## BEGIN

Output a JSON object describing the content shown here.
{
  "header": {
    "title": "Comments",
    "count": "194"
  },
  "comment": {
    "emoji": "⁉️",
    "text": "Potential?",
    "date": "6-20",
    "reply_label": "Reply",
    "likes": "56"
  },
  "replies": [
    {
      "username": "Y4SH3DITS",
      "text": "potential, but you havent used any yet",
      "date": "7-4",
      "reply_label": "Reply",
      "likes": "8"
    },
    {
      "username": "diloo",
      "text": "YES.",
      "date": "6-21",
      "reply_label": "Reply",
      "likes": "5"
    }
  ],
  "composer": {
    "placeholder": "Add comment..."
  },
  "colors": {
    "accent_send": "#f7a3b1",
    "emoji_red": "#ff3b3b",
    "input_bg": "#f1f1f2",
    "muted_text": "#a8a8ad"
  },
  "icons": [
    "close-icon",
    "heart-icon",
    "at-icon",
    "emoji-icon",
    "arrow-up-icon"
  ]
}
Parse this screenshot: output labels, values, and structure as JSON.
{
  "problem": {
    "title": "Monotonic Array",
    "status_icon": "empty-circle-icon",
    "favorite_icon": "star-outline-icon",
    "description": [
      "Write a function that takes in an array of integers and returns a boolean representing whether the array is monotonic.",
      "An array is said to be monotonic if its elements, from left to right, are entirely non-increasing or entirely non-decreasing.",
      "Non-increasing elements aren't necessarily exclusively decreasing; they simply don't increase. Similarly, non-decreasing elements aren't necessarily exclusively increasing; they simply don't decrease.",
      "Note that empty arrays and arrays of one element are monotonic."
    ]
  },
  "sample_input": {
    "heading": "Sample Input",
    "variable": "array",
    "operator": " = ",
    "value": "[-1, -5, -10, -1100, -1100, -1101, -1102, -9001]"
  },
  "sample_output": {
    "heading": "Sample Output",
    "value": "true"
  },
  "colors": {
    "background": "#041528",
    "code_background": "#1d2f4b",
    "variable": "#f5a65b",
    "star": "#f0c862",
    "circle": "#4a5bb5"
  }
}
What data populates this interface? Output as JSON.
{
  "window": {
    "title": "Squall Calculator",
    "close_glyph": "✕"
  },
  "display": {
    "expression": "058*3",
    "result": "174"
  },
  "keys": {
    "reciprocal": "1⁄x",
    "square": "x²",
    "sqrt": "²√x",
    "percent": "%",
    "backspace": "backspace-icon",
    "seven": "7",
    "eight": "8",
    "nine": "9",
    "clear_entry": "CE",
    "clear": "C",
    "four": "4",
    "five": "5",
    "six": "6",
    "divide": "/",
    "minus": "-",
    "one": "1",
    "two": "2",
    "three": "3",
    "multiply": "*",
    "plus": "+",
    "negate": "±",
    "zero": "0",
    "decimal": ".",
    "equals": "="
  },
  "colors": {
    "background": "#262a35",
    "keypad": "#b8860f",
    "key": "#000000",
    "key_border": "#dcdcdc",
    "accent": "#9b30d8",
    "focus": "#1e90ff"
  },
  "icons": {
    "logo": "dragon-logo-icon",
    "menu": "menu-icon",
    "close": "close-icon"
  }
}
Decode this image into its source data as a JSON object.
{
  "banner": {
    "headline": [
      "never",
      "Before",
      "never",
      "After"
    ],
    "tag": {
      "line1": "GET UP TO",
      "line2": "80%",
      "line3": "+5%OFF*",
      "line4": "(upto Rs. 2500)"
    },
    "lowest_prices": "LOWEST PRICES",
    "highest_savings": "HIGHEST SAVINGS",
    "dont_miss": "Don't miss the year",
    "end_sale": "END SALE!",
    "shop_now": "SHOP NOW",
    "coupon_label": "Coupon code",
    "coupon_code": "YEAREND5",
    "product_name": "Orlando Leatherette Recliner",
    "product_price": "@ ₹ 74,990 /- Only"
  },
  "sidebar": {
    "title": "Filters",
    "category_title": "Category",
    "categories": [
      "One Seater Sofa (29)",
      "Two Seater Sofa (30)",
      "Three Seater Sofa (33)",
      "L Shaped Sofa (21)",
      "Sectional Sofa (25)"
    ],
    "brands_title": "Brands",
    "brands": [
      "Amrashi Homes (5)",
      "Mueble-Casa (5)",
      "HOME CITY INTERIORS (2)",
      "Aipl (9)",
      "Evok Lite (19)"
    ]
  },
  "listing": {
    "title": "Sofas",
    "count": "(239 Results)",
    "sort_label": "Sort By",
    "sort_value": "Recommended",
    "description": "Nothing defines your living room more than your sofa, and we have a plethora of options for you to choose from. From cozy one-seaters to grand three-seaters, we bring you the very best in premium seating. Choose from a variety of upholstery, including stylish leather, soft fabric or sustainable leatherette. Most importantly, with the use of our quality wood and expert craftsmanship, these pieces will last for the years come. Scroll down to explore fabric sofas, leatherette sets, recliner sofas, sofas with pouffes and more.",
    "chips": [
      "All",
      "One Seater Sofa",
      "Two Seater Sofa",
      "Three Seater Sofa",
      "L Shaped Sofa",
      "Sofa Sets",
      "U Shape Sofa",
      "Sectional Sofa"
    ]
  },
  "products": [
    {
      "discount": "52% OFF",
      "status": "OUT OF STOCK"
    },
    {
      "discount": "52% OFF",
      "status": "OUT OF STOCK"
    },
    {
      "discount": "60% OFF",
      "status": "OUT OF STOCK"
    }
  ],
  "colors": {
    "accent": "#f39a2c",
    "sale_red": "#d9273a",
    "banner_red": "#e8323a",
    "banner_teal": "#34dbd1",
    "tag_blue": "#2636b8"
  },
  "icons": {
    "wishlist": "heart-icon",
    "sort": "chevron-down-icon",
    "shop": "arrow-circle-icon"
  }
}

## END

== Exercise task ==
Reproduce the full listing above, character for character.

== Correct answer ==
Output a JSON object describing the content shown here.
{
  "header": {
    "title": "Comments",
    "count": "194"
  },
  "comment": {
    "emoji": "⁉️",
    "text": "Potential?",
    "date": "6-20",
    "reply_label": "Reply",
    "likes": "56"
  },
  "replies": [
    {
      "username": "Y4SH3DITS",
      "text": "potential, but you havent used any yet",
      "date": "7-4",
      "reply_label": "Reply",
      "likes": "8"
    },
    {
      "username": "diloo",
      "text": "YES.",
      "date": "6-21",
      "reply_label": "Reply",
      "likes": "5"
    }
  ],
  "composer": {
    "placeholder": "Add comment..."
  },
  "colors": {
    "accent_send": "#f7a3b1",
    "emoji_red": "#ff3b3b",
    "input_bg": "#f1f1f2",
    "muted_text": "#a8a8ad"
  },
  "icons": [
    "close-icon",
    "heart-icon",
    "at-icon",
    "emoji-icon",
    "arrow-up-icon"
  ]
}
Parse this screenshot: output labels, values, and structure as JSON.
{
  "problem": {
    "title": "Monotonic Array",
    "status_icon": "empty-circle-icon",
    "favorite_icon": "star-outline-icon",
    "description": [
      "Write a function that takes in an array of integers and returns a boolean representing whether the array is monotonic.",
      "An array is said to be monotonic if its elements, from left to right, are entirely non-increasing or entirely non-decreasing.",
      "Non-increasing elements aren't necessarily exclusively decreasing; they simply don't increase. Similarly, non-decreasing elements aren't necessarily exclusively increasing; they simply don't decrease.",
      "Note that empty arrays and arrays of one element are monotonic."
    ]
  },
  "sample_input": {
    "heading": "Sample Input",
    "variable": "array",
    "operator": " = ",
    "value": "[-1, -5, -10, -1100, -1100, -1101, -1102, -9001]"
  },
  "sample_output": {
    "heading": "Sample Output",
    "value": "true"
  },
  "colors": {
    "background": "#041528",
    "code_background": "#1d2f4b",
    "variable": "#f5a65b",
    "star": "#f0c862",
    "circle": "#4a5bb5"
  }
}
What data populates this interface? Output as JSON.
{
  "window": {
    "title": "Squall Calculator",
    "close_glyph": "✕"
  },
  "display": {
    "expression": "058*3",
    "result": "174"
  },
  "keys": {
    "reciprocal": "1⁄x",
    "square": "x²",
    "sqrt": "²√x",
    "percent": "%",
    "backspace": "backspace-icon",
    "seven": "7",
    "eight": "8",
    "nine": "9",
    "clear_entry": "CE",
    "clear": "C",
    "four": "4",
    "five": "5",
    "six": "6",
    "divide": "/",
    "minus": "-",
    "one": "1",
    "two": "2",
    "three": "3",
    "multiply": "*",
    "plus": "+",
    "negate": "±",
    "zero": "0",
    "decimal": ".",
    "equals": "="
  },
  "colors": {
    "background": "#262a35",
    "keypad": "#b8860f",
    "key": "#000000",
    "key_border": "#dcdcdc",
    "accent": "#9b30d8",
    "focus": "#1e90ff"
  },
  "icons": {
    "logo": "dragon-logo-icon",
    "menu": "menu-icon",
    "close": "close-icon"
  }
}
Decode this image into its source data as a JSON object.
{
  "banner": {
    "headline": [
      "never",
      "Before",
      "never",
      "After"
    ],
    "tag": {
      "line1": "GET UP TO",
      "line2": "80%",
      "line3": "+5%OFF*",
      "line4": "(upto Rs. 2500)"
    },
    "lowest_prices": "LOWEST PRICES",
    "highest_savings": "HIGHEST SAVINGS",
    "dont_miss": "Don't miss the year",
    "end_sale": "END SALE!",
    "shop_now": "SHOP NOW",
    "coupon_label": "Coupon code",
    "coupon_code": "YEAREND5",
    "product_name": "Orlando Leatherette Recliner",
    "product_price": "@ ₹ 74,990 /- Only"
  },
  "sidebar": {
    "title": "Filters",
    "category_title": "Category",
    "categories": [
      "One Seater Sofa (29)",
      "Two Seater Sofa (30)",
      "Three Seater Sofa (33)",
      "L Shaped Sofa (21)",
      "Sectional Sofa (25)"
    ],
    "brands_title": "Brands",
    "brands": [
      "Amrashi Homes (5)",
      "Mueble-Casa (5)",
      "HOME CITY INTERIORS (2)",
      "Aipl (9)",
      "Evok Lite (19)"
    ]
  },
  "listing": {
    "title": "Sofas",
    "count": "(239 Results)",
    "sort_label": "Sort By",
    "sort_value": "Recommended",
    "description": "Nothing defines your living room more than your sofa, and we have a plethora of options for you to choose from. From cozy one-seaters to grand three-seaters, we bring you the very best in premium seating. Choose from a variety of upholstery, including stylish leather, soft fabric or sustainable leatherette. Most importantly, with the use of our quality wood and expert craftsmanship, these pieces will last for the years come. Scroll down to explore fabric sofas, leatherette sets, recliner sofas, sofas with pouffes and more.",
    "chips": [
      "All",
      "One Seater Sofa",
      "Two Seater Sofa",
      "Three Seater Sofa",
      "L Shaped Sofa",
      "Sofa Sets",
      "U Shape Sofa",
      "Sectional Sofa"
    ]
  },
  "products": [
    {
      "discount": "52% OFF",
      "status": "OUT OF STOCK"
    },
    {
      "discount": "52% OFF",
      "status": "OUT OF STOCK"
    },
    {
      "discount": "60% OFF",
      "status": "OUT OF STOCK"
    }
  ],
  "colors": {
    "accent": "#f39a2c",
    "sale_red": "#d9273a",
    "banner_red": "#e8323a",
    "banner_teal": "#34dbd1",
    "tag_blue": "#2636b8"
  },
  "icons": {
    "wishlist": "heart-icon",
    "sort": "chevron-down-icon",
    "shop": "arrow-circle-icon"
  }
}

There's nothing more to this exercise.